WHAT IS BEING ASKED:
Set down, in full, every record in the block.

--- begin DATASET EXCERPTS ---

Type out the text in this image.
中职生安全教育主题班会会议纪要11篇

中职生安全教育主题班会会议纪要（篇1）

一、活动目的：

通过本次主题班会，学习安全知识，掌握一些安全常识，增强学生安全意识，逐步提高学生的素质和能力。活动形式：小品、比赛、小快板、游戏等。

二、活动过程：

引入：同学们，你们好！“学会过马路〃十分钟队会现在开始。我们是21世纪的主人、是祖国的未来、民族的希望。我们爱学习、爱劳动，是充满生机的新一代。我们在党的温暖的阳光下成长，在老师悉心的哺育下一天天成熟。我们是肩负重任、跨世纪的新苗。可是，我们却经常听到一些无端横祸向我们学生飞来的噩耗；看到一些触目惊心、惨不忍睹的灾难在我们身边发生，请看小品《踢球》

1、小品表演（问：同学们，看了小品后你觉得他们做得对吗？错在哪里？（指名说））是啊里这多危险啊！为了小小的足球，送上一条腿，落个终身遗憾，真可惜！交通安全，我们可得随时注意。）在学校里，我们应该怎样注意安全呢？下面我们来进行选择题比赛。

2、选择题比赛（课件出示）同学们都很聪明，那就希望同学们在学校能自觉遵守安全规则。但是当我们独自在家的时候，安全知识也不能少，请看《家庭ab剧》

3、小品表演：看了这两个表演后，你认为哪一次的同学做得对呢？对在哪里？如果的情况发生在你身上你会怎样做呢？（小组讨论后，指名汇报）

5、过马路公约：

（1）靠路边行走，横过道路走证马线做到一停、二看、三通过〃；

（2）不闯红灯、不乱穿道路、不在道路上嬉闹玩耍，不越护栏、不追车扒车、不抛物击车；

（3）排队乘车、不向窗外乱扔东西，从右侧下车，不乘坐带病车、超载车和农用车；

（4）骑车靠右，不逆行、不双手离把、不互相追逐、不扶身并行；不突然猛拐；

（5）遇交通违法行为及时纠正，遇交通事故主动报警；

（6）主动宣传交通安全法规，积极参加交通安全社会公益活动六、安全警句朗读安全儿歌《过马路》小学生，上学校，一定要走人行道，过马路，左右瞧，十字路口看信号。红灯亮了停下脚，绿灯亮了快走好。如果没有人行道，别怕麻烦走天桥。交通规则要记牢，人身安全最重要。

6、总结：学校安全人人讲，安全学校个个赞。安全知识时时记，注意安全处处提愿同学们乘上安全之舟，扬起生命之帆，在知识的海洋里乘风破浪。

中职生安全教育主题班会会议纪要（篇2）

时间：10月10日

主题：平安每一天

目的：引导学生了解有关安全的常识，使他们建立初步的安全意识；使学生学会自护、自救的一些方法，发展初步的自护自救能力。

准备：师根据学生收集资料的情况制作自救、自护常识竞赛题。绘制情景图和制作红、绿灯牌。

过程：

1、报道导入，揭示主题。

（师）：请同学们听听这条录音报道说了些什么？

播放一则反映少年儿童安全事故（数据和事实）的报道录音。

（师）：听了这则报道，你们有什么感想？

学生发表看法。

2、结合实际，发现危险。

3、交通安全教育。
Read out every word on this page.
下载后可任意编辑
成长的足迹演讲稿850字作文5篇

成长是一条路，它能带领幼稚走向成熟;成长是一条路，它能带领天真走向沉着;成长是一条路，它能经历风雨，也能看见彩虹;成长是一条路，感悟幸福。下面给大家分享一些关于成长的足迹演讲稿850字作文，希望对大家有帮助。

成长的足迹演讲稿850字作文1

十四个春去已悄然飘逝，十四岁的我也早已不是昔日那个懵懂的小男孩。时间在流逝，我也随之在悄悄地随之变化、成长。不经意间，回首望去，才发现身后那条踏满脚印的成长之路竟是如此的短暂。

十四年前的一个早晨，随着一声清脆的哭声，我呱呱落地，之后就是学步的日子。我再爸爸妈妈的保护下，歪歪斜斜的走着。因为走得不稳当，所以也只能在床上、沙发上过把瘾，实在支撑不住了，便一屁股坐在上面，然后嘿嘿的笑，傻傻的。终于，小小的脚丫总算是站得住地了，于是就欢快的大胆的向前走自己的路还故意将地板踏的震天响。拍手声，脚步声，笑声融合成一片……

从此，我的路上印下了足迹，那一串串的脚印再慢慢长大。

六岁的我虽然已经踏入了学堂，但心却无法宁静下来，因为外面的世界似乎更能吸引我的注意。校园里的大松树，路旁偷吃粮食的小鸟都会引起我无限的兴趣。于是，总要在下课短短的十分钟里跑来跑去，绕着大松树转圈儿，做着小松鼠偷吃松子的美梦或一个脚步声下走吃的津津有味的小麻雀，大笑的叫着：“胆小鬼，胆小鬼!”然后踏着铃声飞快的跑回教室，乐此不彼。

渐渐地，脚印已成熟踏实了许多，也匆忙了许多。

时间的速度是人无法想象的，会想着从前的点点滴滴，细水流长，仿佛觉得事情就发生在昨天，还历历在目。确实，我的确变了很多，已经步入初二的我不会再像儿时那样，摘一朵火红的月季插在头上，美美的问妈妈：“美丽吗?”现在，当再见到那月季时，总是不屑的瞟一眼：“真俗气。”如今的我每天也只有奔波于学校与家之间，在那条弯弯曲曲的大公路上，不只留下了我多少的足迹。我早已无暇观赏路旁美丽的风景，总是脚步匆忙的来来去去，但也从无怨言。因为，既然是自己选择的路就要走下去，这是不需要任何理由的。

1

--- end DATASET EXCERPTS ---

EXERCISE RESULT:
Type out the text in this image.
中职生安全教育主题班会会议纪要11篇

中职生安全教育主题班会会议纪要（篇1）

一、活动目的：

通过本次主题班会，学习安全知识，掌握一些安全常识，增强学生安全意识，逐步提高学生的素质和能力。活动形式：小品、比赛、小快板、游戏等。

二、活动过程：

引入：同学们，你们好！“学会过马路〃十分钟队会现在开始。我们是21世纪的主人、是祖国的未来、民族的希望。我们爱学习、爱劳动，是充满生机的新一代。我们在党的温暖的阳光下成长，在老师悉心的哺育下一天天成熟。我们是肩负重任、跨世纪的新苗。可是，我们却经常听到一些无端横祸向我们学生飞来的噩耗；看到一些触目惊心、惨不忍睹的灾难在我们身边发生，请看小品《踢球》

1、小品表演（问：同学们，看了小品后你觉得他们做得对吗？错在哪里？（指名说））是啊里这多危险啊！为了小小的足球，送上一条腿，落个终身遗憾，真可惜！交通安全，我们可得随时注意。）在学校里，我们应该怎样注意安全呢？下面我们来进行选择题比赛。

2、选择题比赛（课件出示）同学们都很聪明，那就希望同学们在学校能自觉遵守安全规则。但是当我们独自在家的时候，安全知识也不能少，请看《家庭ab剧》

3、小品表演：看了这两个表演后，你认为哪一次的同学做得对呢？对在哪里？如果的情况发生在你身上你会怎样做呢？（小组讨论后，指名汇报）

5、过马路公约：

（1）靠路边行走，横过道路走证马线做到一停、二看、三通过〃；

（2）不闯红灯、不乱穿道路、不在道路上嬉闹玩耍，不越护栏、不追车扒车、不抛物击车；

（3）排队乘车、不向窗外乱扔东西，从右侧下车，不乘坐带病车、超载车和农用车；

（4）骑车靠右，不逆行、不双手离把、不互相追逐、不扶身并行；不突然猛拐；

（5）遇交通违法行为及时纠正，遇交通事故主动报警；

（6）主动宣传交通安全法规，积极参加交通安全社会公益活动六、安全警句朗读安全儿歌《过马路》小学生，上学校，一定要走人行道，过马路，左右瞧，十字路口看信号。红灯亮了停下脚，绿灯亮了快走好。如果没有人行道，别怕麻烦走天桥。交通规则要记牢，人身安全最重要。

6、总结：学校安全人人讲，安全学校个个赞。安全知识时时记，注意安全处处提愿同学们乘上安全之舟，扬起生命之帆，在知识的海洋里乘风破浪。

中职生安全教育主题班会会议纪要（篇2）

时间：10月10日

主题：平安每一天

目的：引导学生了解有关安全的常识，使他们建立初步的安全意识；使学生学会自护、自救的一些方法，发展初步的自护自救能力。

准备：师根据学生收集资料的情况制作自救、自护常识竞赛题。绘制情景图和制作红、绿灯牌。

过程：

1、报道导入，揭示主题。

（师）：请同学们听听这条录音报道说了些什么？

播放一则反映少年儿童安全事故（数据和事实）的报道录音。

（师）：听了这则报道，你们有什么感想？

学生发表看法。

2、结合实际，发现危险。

3、交通安全教育。
Read out every word on this page.
下载后可任意编辑
成长的足迹演讲稿850字作文5篇

成长是一条路，它能带领幼稚走向成熟;成长是一条路，它能带领天真走向沉着;成长是一条路，它能经历风雨，也能看见彩虹;成长是一条路，感悟幸福。下面给大家分享一些关于成长的足迹演讲稿850字作文，希望对大家有帮助。

成长的足迹演讲稿850字作文1

十四个春去已悄然飘逝，十四岁的我也早已不是昔日那个懵懂的小男孩。时间在流逝，我也随之在悄悄地随之变化、成长。不经意间，回首望去，才发现身后那条踏满脚印的成长之路竟是如此的短暂。

十四年前的一个早晨，随着一声清脆的哭声，我呱呱落地，之后就是学步的日子。我再爸爸妈妈的保护下，歪歪斜斜的走着。因为走得不稳当，所以也只能在床上、沙发上过把瘾，实在支撑不住了，便一屁股坐在上面，然后嘿嘿的笑，傻傻的。终于，小小的脚丫总算是站得住地了，于是就欢快的大胆的向前走自己的路还故意将地板踏的震天响。拍手声，脚步声，笑声融合成一片……

从此，我的路上印下了足迹，那一串串的脚印再慢慢长大。

六岁的我虽然已经踏入了学堂，但心却无法宁静下来，因为外面的世界似乎更能吸引我的注意。校园里的大松树，路旁偷吃粮食的小鸟都会引起我无限的兴趣。于是，总要在下课短短的十分钟里跑来跑去，绕着大松树转圈儿，做着小松鼠偷吃松子的美梦或一个脚步声下走吃的津津有味的小麻雀，大笑的叫着：“胆小鬼，胆小鬼!”然后踏着铃声飞快的跑回教室，乐此不彼。

渐渐地，脚印已成熟踏实了许多，也匆忙了许多。

时间的速度是人无法想象的，会想着从前的点点滴滴，细水流长，仿佛觉得事情就发生在昨天，还历历在目。确实，我的确变了很多，已经步入初二的我不会再像儿时那样，摘一朵火红的月季插在头上，美美的问妈妈：“美丽吗?”现在，当再见到那月季时，总是不屑的瞟一眼：“真俗气。”如今的我每天也只有奔波于学校与家之间，在那条弯弯曲曲的大公路上，不只留下了我多少的足迹。我早已无暇观赏路旁美丽的风景，总是脚步匆忙的来来去去，但也从无怨言。因为，既然是自己选择的路就要走下去，这是不需要任何理由的。

1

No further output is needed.